### Short exercise
Reproduce every one of the records below word for word, changing nothing.

### Records for processing
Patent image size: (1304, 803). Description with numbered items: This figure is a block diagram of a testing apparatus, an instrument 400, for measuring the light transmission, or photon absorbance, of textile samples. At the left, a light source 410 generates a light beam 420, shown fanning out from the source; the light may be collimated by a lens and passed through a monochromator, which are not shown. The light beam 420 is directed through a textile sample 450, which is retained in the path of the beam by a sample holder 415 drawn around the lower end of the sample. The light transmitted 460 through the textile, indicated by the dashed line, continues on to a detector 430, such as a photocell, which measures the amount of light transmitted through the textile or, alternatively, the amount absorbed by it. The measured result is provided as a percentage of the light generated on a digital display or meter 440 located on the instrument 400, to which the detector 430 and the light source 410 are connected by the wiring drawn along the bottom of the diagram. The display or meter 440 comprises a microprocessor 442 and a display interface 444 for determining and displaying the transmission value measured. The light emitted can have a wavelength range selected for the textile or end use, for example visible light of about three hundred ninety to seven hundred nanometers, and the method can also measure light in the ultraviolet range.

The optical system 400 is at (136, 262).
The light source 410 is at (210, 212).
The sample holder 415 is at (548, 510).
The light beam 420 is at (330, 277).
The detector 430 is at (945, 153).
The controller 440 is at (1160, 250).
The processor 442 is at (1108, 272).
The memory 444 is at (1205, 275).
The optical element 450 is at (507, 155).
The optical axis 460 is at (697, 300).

### Solution below
Patent image size: (1304, 803). Description with numbered items: This figure is a block diagram of a testing apparatus, an instrument 400, for measuring the light transmission, or photon absorbance, of textile samples. At the left, a light source 410 generates a light beam 420, shown fanning out from the source; the light may be collimated by a lens and passed through a monochromator, which are not shown. The light beam 420 is directed through a textile sample 450, which is retained in the path of the beam by a sample holder 415 drawn around the lower end of the sample. The light transmitted 460 through the textile, indicated by the dashed line, continues on to a detector 430, such as a photocell, which measures the amount of light transmitted through the textile or, alternatively, the amount absorbed by it. The measured result is provided as a percentage of the light generated on a digital display or meter 440 located on the instrument 400, to which the detector 430 and the light source 410 are connected by the wiring drawn along the bottom of the diagram. The display or meter 440 comprises a microprocessor 442 and a display interface 444 for determining and displaying the transmission value measured. The light emitted can have a wavelength range selected for the textile or end use, for example visible light of about three hundred ninety to seven hundred nanometers, and the method can also measure light in the ultraviolet range.

The optical system 400 is at (136, 262).
The light source 410 is at (210, 212).
The sample holder 415 is at (548, 510).
The light beam 420 is at (330, 277).
The detector 430 is at (945, 153).
The controller 440 is at (1160, 250).
The processor 442 is at (1108, 272).
The memory 444 is at (1205, 275).
The optical element 450 is at (507, 155).
The optical axis 460 is at (697, 300).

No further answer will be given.